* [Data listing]
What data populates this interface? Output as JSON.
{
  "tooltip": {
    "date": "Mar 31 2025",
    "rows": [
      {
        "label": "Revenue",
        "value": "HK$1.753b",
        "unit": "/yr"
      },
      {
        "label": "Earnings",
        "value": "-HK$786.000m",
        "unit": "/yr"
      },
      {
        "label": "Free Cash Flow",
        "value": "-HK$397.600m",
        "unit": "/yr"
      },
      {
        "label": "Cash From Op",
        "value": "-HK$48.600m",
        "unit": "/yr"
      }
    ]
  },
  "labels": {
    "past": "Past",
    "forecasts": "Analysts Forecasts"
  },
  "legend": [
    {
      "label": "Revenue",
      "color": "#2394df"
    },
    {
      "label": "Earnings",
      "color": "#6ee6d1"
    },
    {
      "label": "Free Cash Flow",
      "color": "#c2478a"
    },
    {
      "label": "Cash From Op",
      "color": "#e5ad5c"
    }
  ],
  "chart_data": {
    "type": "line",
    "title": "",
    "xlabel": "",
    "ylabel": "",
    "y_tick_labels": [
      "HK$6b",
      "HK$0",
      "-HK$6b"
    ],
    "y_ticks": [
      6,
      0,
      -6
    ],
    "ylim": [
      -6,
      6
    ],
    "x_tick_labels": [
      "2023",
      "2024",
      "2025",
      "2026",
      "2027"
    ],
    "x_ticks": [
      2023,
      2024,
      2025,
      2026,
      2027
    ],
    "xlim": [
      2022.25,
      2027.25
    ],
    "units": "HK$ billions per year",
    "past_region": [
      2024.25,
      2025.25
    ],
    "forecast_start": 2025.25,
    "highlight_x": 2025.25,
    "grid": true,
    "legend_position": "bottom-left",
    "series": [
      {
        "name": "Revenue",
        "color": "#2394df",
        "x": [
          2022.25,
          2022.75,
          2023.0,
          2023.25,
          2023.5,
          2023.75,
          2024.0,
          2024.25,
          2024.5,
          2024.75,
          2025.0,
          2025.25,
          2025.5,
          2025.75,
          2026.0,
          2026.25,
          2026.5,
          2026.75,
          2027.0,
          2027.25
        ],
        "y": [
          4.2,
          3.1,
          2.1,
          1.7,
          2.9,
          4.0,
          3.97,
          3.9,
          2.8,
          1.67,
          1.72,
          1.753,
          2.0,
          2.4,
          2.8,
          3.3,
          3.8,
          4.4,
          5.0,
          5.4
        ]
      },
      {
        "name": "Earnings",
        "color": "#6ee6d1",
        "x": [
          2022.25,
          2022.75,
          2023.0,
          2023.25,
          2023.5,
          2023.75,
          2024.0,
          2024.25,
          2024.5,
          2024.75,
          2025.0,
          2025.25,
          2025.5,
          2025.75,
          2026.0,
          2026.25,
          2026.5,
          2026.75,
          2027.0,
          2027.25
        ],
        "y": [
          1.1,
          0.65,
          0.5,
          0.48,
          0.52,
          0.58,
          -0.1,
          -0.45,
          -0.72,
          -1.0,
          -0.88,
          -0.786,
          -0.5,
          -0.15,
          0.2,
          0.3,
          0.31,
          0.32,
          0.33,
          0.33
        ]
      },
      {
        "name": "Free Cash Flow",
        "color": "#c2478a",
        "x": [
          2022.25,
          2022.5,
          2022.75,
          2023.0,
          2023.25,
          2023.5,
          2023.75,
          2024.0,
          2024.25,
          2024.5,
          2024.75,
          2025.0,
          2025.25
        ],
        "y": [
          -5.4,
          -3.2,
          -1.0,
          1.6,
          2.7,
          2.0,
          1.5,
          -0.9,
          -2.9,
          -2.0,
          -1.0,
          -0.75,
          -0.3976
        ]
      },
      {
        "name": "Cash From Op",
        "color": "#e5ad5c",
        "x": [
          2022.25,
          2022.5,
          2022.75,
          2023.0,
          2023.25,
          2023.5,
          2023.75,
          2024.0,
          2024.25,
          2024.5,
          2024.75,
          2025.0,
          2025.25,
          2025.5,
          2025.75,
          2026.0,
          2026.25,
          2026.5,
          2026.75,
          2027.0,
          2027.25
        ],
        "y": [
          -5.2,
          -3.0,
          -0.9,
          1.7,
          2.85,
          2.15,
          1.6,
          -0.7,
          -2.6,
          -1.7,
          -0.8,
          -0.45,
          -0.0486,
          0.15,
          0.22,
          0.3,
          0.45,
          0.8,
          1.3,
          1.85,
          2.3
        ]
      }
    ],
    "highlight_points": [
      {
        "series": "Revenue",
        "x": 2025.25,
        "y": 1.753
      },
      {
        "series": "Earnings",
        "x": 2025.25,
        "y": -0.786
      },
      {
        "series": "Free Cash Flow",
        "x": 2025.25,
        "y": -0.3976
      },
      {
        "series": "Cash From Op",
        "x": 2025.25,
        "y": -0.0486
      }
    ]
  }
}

* [What needs to be done] Above are the records; retype every one exactly.

* [The reply]
What data populates this interface? Output as JSON.
{
  "tooltip": {
    "date": "Mar 31 2025",
    "rows": [
      {
        "label": "Revenue",
        "value": "HK$1.753b",
        "unit": "/yr"
      },
      {
        "label": "Earnings",
        "value": "-HK$786.000m",
        "unit": "/yr"
      },
      {
        "label": "Free Cash Flow",
        "value": "-HK$397.600m",
        "unit": "/yr"
      },
      {
        "label": "Cash From Op",
        "value": "-HK$48.600m",
        "unit": "/yr"
      }
    ]
  },
  "labels": {
    "past": "Past",
    "forecasts": "Analysts Forecasts"
  },
  "legend": [
    {
      "label": "Revenue",
      "color": "#2394df"
    },
    {
      "label": "Earnings",
      "color": "#6ee6d1"
    },
    {
      "label": "Free Cash Flow",
      "color": "#c2478a"
    },
    {
      "label": "Cash From Op",
      "color": "#e5ad5c"
    }
  ],
  "chart_data": {
    "type": "line",
    "title": "",
    "xlabel": "",
    "ylabel": "",
    "y_tick_labels": [
      "HK$6b",
      "HK$0",
      "-HK$6b"
    ],
    "y_ticks": [
      6,
      0,
      -6
    ],
    "ylim": [
      -6,
      6
    ],
    "x_tick_labels": [
      "2023",
      "2024",
      "2025",
      "2026",
      "2027"
    ],
    "x_ticks": [
      2023,
      2024,
      2025,
      2026,
      2027
    ],
    "xlim": [
      2022.25,
      2027.25
    ],
    "units": "HK$ billions per year",
    "past_region": [
      2024.25,
      2025.25
    ],
    "forecast_start": 2025.25,
    "highlight_x": 2025.25,
    "grid": true,
    "legend_position": "bottom-left",
    "series": [
      {
        "name": "Revenue",
        "color": "#2394df",
        "x": [
          2022.25,
          2022.75,
          2023.0,
          2023.25,
          2023.5,
          2023.75,
          2024.0,
          2024.25,
          2024.5,
          2024.75,
          2025.0,
          2025.25,
          2025.5,
          2025.75,
          2026.0,
          2026.25,
          2026.5,
          2026.75,
          2027.0,
          2027.25
        ],
        "y": [
          4.2,
          3.1,
          2.1,
          1.7,
          2.9,
          4.0,
          3.97,
          3.9,
          2.8,
          1.67,
          1.72,
          1.753,
          2.0,
          2.4,
          2.8,
          3.3,
          3.8,
          4.4,
          5.0,
          5.4
        ]
      },
      {
        "name": "Earnings",
        "color": "#6ee6d1",
        "x": [
          2022.25,
          2022.75,
          2023.0,
          2023.25,
          2023.5,
          2023.75,
          2024.0,
          2024.25,
          2024.5,
          2024.75,
          2025.0,
          2025.25,
          2025.5,
          2025.75,
          2026.0,
          2026.25,
          2026.5,
          2026.75,
          2027.0,
          2027.25
        ],
        "y": [
          1.1,
          0.65,
          0.5,
          0.48,
          0.52,
          0.58,
          -0.1,
          -0.45,
          -0.72,
          -1.0,
          -0.88,
          -0.786,
          -0.5,
          -0.15,
          0.2,
          0.3,
          0.31,
          0.32,
          0.33,
          0.33
        ]
      },
      {
        "name": "Free Cash Flow",
        "color": "#c2478a",
        "x": [
          2022.25,
          2022.5,
          2022.75,
          2023.0,
          2023.25,
          2023.5,
          2023.75,
          2024.0,
          2024.25,
          2024.5,
          2024.75,
          2025.0,
          2025.25
        ],
        "y": [
          -5.4,
          -3.2,
          -1.0,
          1.6,
          2.7,
          2.0,
          1.5,
          -0.9,
          -2.9,
          -2.0,
          -1.0,
          -0.75,
          -0.3976
        ]
      },
      {
        "name": "Cash From Op",
        "color": "#e5ad5c",
        "x": [
          2022.25,
          2022.5,
          2022.75,
          2023.0,
          2023.25,
          2023.5,
          2023.75,
          2024.0,
          2024.25,
          2024.5,
          2024.75,
          2025.0,
          2025.25,
          2025.5,
          2025.75,
          2026.0,
          2026.25,
          2026.5,
          2026.75,
          2027.0,
          2027.25
        ],
        "y": [
          -5.2,
          -3.0,
          -0.9,
          1.7,
          2.85,
          2.15,
          1.6,
          -0.7,
          -2.6,
          -1.7,
          -0.8,
          -0.45,
          -0.0486,
          0.15,
          0.22,
          0.3,
          0.45,
          0.8,
          1.3,
          1.85,
          2.3
        ]
      }
    ],
    "highlight_points": [
      {
        "series": "Revenue",
        "x": 2025.25,
        "y": 1.753
      },
      {
        "series": "Earnings",
        "x": 2025.25,
        "y": -0.786
      },
      {
        "series": "Free Cash Flow",
        "x": 2025.25,
        "y": -0.3976
      },
      {
        "series": "Cash From Op",
        "x": 2025.25,
        "y": -0.0486
      }
    ]
  }
}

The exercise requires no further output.